Start of EXCERPTED RECORDS

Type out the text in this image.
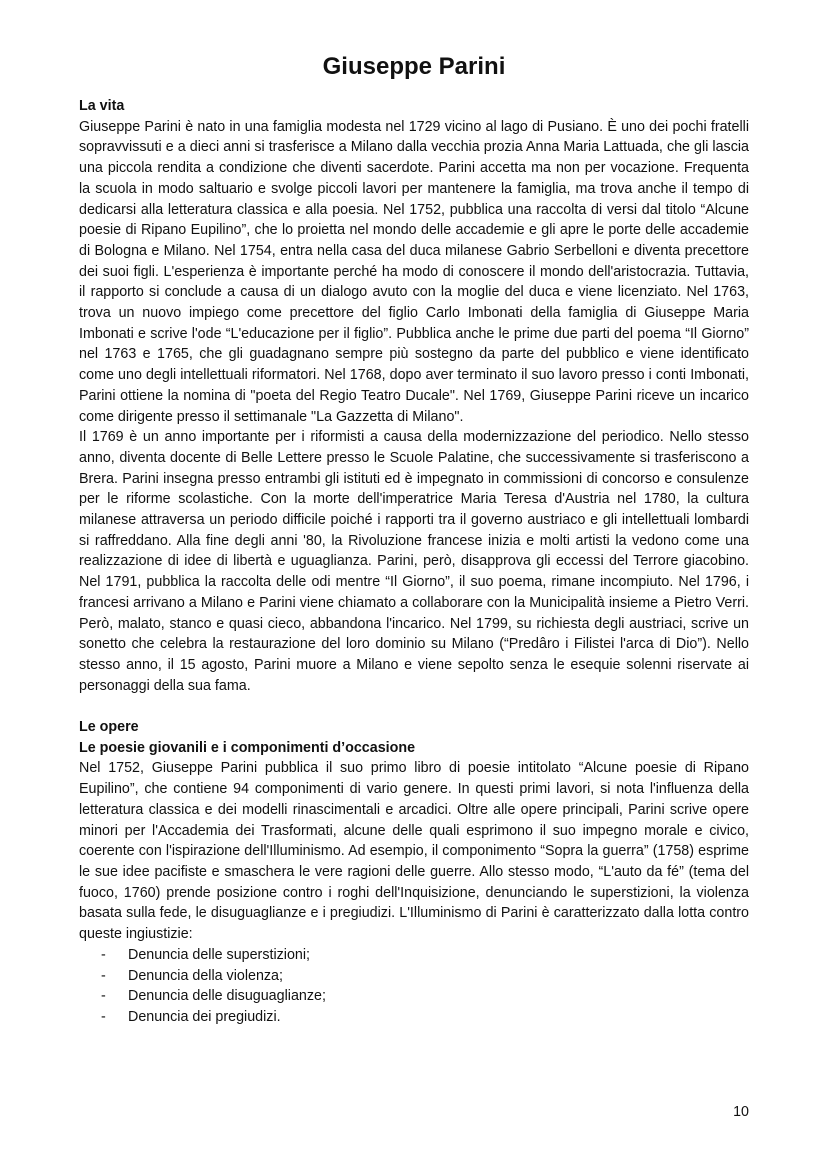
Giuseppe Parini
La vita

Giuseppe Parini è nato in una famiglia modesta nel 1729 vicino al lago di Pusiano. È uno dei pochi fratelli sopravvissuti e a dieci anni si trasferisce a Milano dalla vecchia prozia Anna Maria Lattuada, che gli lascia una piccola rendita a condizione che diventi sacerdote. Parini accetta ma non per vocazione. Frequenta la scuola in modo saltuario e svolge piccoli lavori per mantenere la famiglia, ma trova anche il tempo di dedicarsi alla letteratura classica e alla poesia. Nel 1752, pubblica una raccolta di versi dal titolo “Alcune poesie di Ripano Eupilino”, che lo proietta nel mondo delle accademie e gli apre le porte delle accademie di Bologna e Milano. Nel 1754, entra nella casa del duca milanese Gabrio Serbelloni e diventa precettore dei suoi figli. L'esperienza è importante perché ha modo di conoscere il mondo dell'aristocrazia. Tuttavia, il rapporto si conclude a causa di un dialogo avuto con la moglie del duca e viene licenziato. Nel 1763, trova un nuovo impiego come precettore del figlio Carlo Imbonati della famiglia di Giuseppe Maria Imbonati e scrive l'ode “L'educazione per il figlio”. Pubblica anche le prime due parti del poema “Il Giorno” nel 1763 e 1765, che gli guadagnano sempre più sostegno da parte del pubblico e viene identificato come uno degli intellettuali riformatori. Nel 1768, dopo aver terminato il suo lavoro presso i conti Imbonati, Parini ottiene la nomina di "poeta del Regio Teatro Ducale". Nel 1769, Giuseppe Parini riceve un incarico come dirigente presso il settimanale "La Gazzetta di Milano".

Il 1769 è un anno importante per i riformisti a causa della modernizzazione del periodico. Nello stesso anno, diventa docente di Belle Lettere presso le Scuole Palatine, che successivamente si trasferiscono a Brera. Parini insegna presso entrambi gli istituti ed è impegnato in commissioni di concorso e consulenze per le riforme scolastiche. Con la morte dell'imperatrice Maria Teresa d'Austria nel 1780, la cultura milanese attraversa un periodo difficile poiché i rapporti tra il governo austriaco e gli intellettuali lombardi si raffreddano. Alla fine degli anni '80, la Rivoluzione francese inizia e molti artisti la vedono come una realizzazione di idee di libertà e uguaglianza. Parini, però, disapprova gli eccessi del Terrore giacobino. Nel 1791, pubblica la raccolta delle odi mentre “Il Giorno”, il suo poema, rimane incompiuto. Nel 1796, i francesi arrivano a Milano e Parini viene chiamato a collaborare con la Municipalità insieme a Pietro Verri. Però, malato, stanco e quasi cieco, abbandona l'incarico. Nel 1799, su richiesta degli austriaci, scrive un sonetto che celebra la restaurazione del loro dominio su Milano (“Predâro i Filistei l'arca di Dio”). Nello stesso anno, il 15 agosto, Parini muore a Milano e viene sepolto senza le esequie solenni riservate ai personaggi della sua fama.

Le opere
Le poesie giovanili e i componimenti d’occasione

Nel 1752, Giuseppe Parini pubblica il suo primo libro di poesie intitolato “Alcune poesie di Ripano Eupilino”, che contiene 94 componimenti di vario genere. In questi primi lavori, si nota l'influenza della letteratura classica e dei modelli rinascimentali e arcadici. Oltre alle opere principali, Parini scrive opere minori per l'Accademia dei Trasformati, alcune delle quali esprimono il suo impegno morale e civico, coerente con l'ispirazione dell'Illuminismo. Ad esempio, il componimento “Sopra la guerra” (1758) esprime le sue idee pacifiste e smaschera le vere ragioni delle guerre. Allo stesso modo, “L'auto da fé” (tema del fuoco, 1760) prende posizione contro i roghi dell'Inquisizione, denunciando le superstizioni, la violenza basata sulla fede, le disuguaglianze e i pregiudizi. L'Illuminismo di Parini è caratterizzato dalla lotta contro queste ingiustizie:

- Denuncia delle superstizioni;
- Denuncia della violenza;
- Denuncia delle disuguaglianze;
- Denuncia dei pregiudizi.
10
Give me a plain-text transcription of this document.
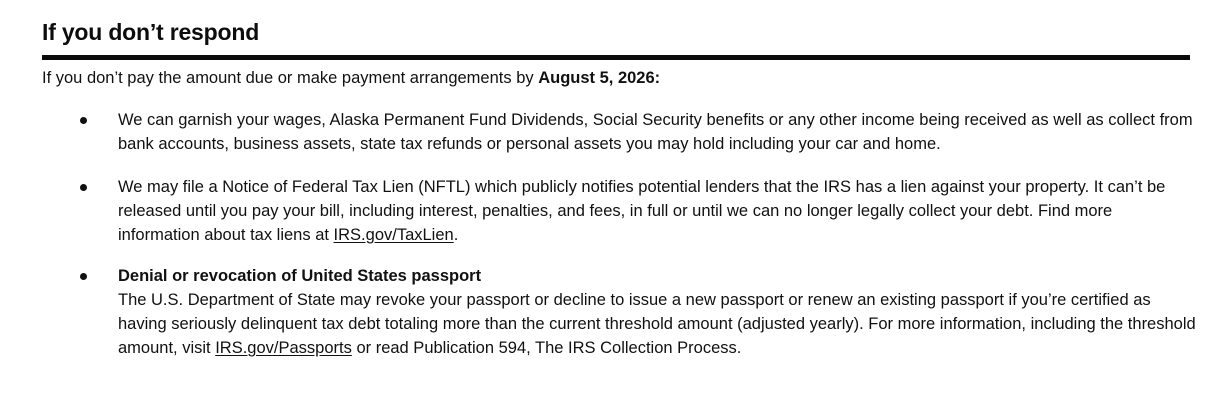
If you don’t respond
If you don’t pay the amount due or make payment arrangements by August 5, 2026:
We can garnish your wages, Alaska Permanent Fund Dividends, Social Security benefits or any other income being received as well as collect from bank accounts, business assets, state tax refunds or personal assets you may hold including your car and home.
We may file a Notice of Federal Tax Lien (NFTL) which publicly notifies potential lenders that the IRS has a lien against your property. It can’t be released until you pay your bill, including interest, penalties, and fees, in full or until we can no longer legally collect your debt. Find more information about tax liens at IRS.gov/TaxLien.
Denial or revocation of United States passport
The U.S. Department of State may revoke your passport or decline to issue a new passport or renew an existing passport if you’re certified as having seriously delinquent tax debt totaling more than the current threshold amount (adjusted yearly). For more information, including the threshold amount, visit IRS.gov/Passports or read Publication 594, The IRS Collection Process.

End of EXCERPTED RECORDS

> SHORT EXERCISE: Copy every line in the entries above that has the string "pregiudizi" in it.

> CORRECT RESPONSE:
Nel 1752, Giuseppe Parini pubblica il suo primo libro di poesie intitolato “Alcune poesie di Ripano Eupilino”, che contiene 94 componimenti di vario genere. In questi primi lavori, si nota l'influenza della letteratura classica e dei modelli rinascimentali e arcadici. Oltre alle opere principali, Parini scrive opere minori per l'Accademia dei Trasformati, alcune delle quali esprimono il suo impegno morale e civico, coerente con l'ispirazione dell'Illuminismo. Ad esempio, il componimento “Sopra la guerra” (1758) esprime le sue idee pacifiste e smaschera le vere ragioni delle guerre. Allo stesso modo, “L'auto da fé” (tema del fuoco, 1760) prende posizione contro i roghi dell'Inquisizione, denunciando le superstizioni, la violenza basata sulla fede, le disuguaglianze e i pregiudizi. L'Illuminismo di Parini è caratterizzato dalla lotta contro queste ingiustizie:
- Denuncia dei pregiudizi.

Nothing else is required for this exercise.